Reproduce the lines of the material exactly, excluding every image.

::: Raw records

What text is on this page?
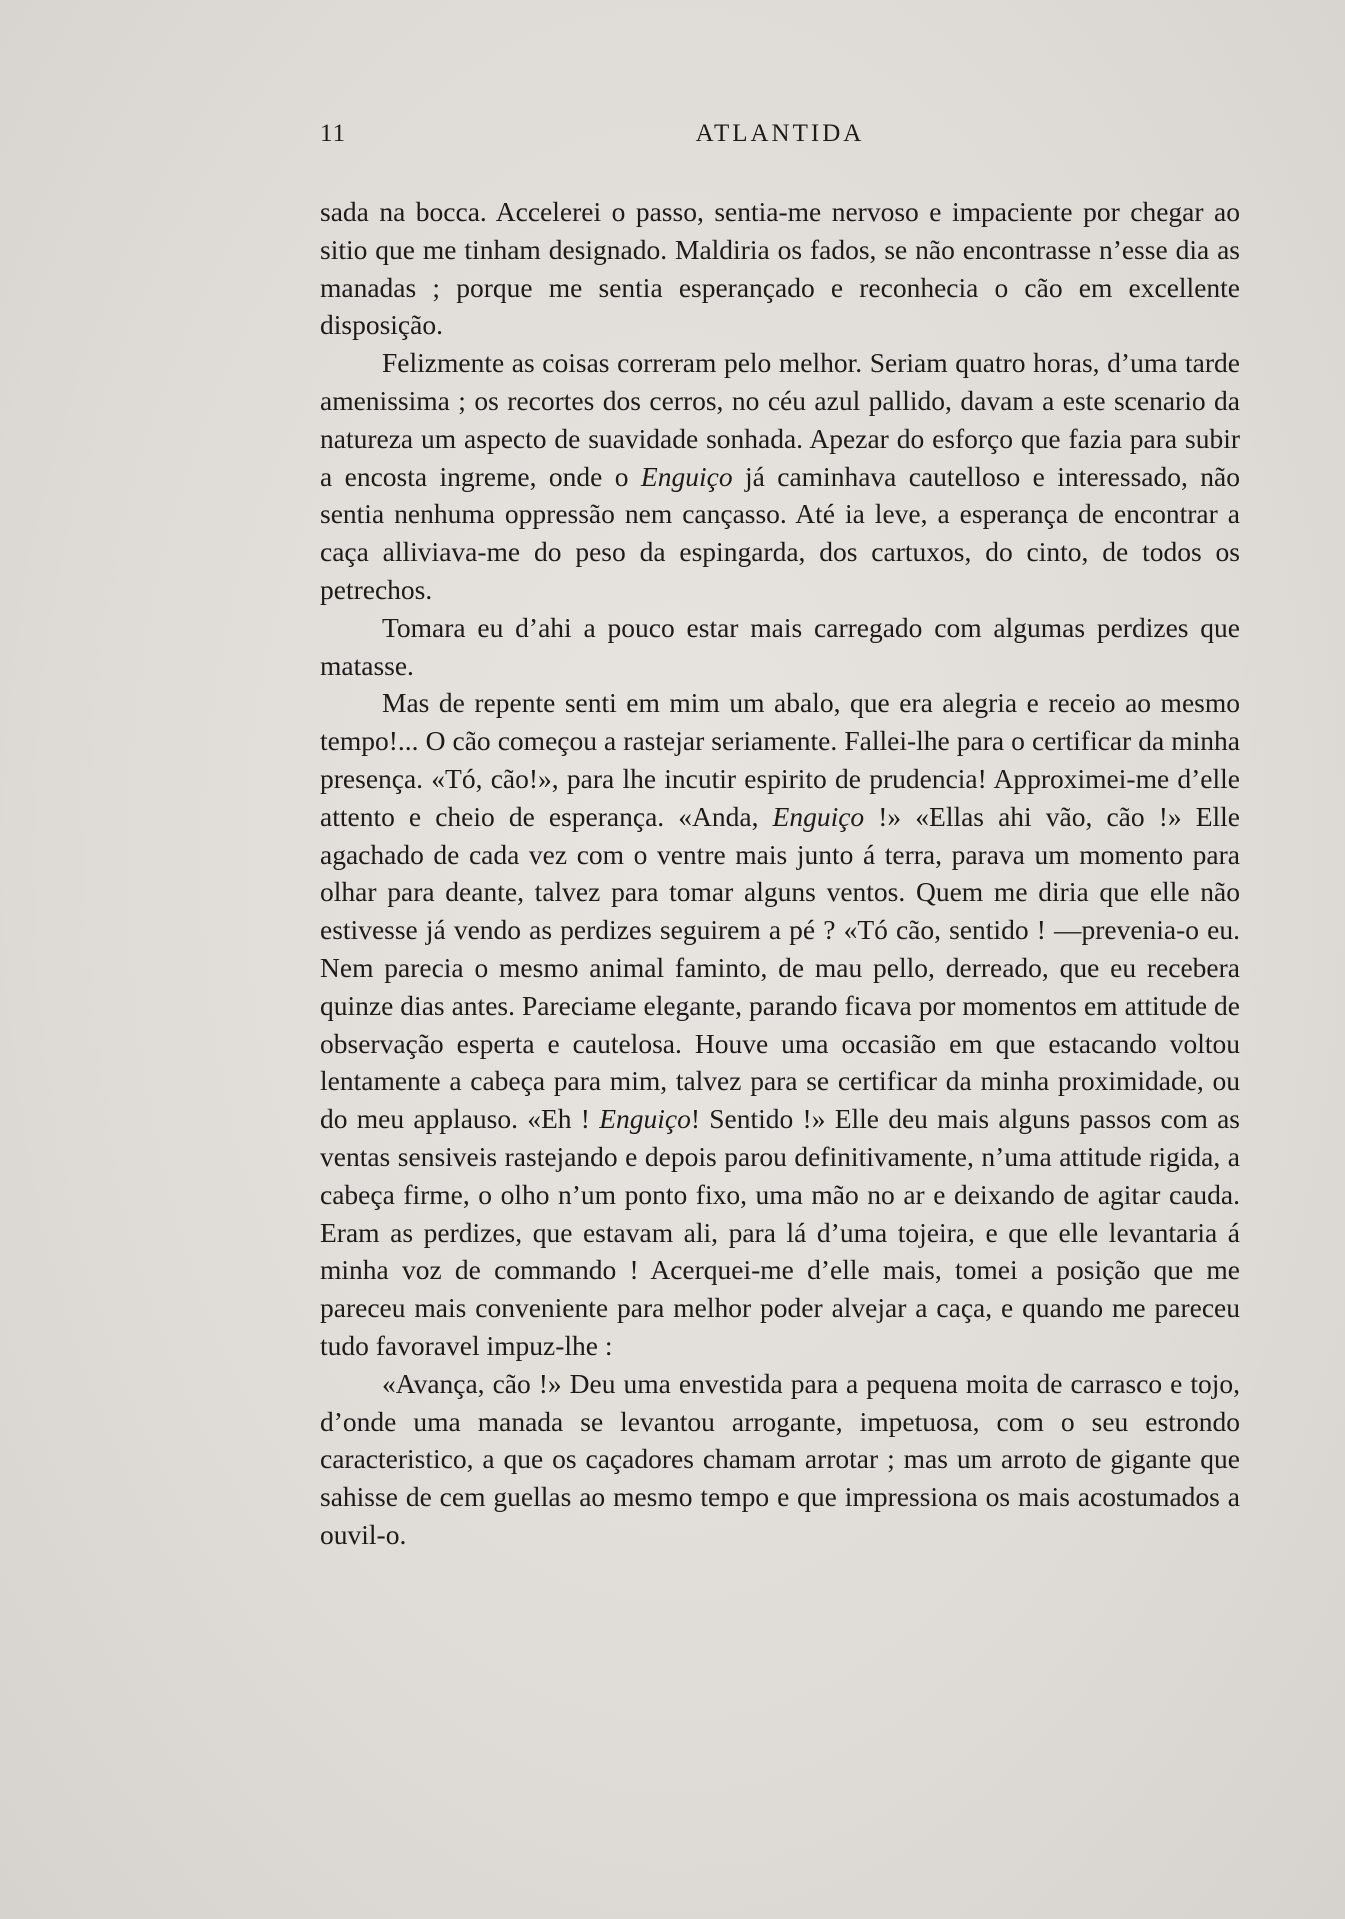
11	ATLANTIDA

sada na bocca. Accelerei o passo, sentia-me nervoso e impaciente por chegar ao sitio que me tinham designado. Maldiria os fados, se não encontrasse n’esse dia as manadas ; porque me sentia esperançado e reconhecia o cão em excellente disposição.

Felizmente as coisas correram pelo melhor. Seriam quatro horas, d’uma tarde amenissima ; os recortes dos cerros, no céu azul pallido, davam a este scenario da natureza um aspecto de suavidade sonhada. Apezar do esforço que fazia para subir a encosta ingreme, onde o Enguiço já caminhava cautelloso e interessado, não sentia nenhuma oppressão nem cançasso. Até ia leve, a esperança de encontrar a caça alliviava-me do peso da espingarda, dos cartuxos, do cinto, de todos os petrechos.

Tomara eu d’ahi a pouco estar mais carregado com algumas perdizes que matasse.

Mas de repente senti em mim um abalo, que era alegria e receio ao mesmo tempo!... O cão começou a rastejar seriamente. Fallei-lhe para o certificar da minha presença. «Tó, cão!», para lhe incutir espirito de prudencia! Approximei-me d’elle attento e cheio de esperança. «Anda, Enguiço !» «Ellas ahi vão, cão !» Elle agachado de cada vez com o ventre mais junto á terra, parava um momento para olhar para deante, talvez para tomar alguns ventos. Quem me diria que elle não estivesse já vendo as perdizes seguirem a pé ? «Tó cão, sentido ! —prevenia-o eu. Nem parecia o mesmo animal faminto, de mau pello, derreado, que eu recebera quinze dias antes. Pareciame elegante, parando ficava por momentos em attitude de observação esperta e cautelosa. Houve uma occasião em que estacando voltou lentamente a cabeça para mim, talvez para se certificar da minha proximidade, ou do meu applauso. «Eh ! Enguiço! Sentido !» Elle deu mais alguns passos com as ventas sensiveis rastejando e depois parou definitivamente, n’uma attitude rigida, a cabeça firme, o olho n’um ponto fixo, uma mão no ar e deixando de agitar cauda. Eram as perdizes, que estavam ali, para lá d’uma tojeira, e que elle levantaria á minha voz de commando ! Acerquei-me d’elle mais, tomei a posição que me pareceu mais conveniente para melhor poder alvejar a caça, e quando me pareceu tudo favoravel impuz-lhe :

«Avança, cão !» Deu uma envestida para a pequena moita de carrasco e tojo, d’onde uma manada se levantou arrogante, impetuosa, com o seu estrondo caracteristico, a que os caçadores chamam arrotar ; mas um arroto de gigante que sahisse de cem guellas ao mesmo tempo e que impressiona os mais acostumados a ouvil-o.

::::::

# Solution below
What text is on this page?
11	ATLANTIDA

sada na bocca. Accelerei o passo, sentia-me nervoso e impaciente por chegar ao sitio que me tinham designado. Maldiria os fados, se não encontrasse n’esse dia as manadas ; porque me sentia esperançado e reconhecia o cão em excellente disposição.

Felizmente as coisas correram pelo melhor. Seriam quatro horas, d’uma tarde amenissima ; os recortes dos cerros, no céu azul pallido, davam a este scenario da natureza um aspecto de suavidade sonhada. Apezar do esforço que fazia para subir a encosta ingreme, onde o Enguiço já caminhava cautelloso e interessado, não sentia nenhuma oppressão nem cançasso. Até ia leve, a esperança de encontrar a caça alliviava-me do peso da espingarda, dos cartuxos, do cinto, de todos os petrechos.

Tomara eu d’ahi a pouco estar mais carregado com algumas perdizes que matasse.

Mas de repente senti em mim um abalo, que era alegria e receio ao mesmo tempo!... O cão começou a rastejar seriamente. Fallei-lhe para o certificar da minha presença. «Tó, cão!», para lhe incutir espirito de prudencia! Approximei-me d’elle attento e cheio de esperança. «Anda, Enguiço !» «Ellas ahi vão, cão !» Elle agachado de cada vez com o ventre mais junto á terra, parava um momento para olhar para deante, talvez para tomar alguns ventos. Quem me diria que elle não estivesse já vendo as perdizes seguirem a pé ? «Tó cão, sentido ! —prevenia-o eu. Nem parecia o mesmo animal faminto, de mau pello, derreado, que eu recebera quinze dias antes. Pareciame elegante, parando ficava por momentos em attitude de observação esperta e cautelosa. Houve uma occasião em que estacando voltou lentamente a cabeça para mim, talvez para se certificar da minha proximidade, ou do meu applauso. «Eh ! Enguiço! Sentido !» Elle deu mais alguns passos com as ventas sensiveis rastejando e depois parou definitivamente, n’uma attitude rigida, a cabeça firme, o olho n’um ponto fixo, uma mão no ar e deixando de agitar cauda. Eram as perdizes, que estavam ali, para lá d’uma tojeira, e que elle levantaria á minha voz de commando ! Acerquei-me d’elle mais, tomei a posição que me pareceu mais conveniente para melhor poder alvejar a caça, e quando me pareceu tudo favoravel impuz-lhe :

«Avança, cão !» Deu uma envestida para a pequena moita de carrasco e tojo, d’onde uma manada se levantou arrogante, impetuosa, com o seu estrondo caracteristico, a que os caçadores chamam arrotar ; mas um arroto de gigante que sahisse de cem guellas ao mesmo tempo e que impressiona os mais acostumados a ouvil-o.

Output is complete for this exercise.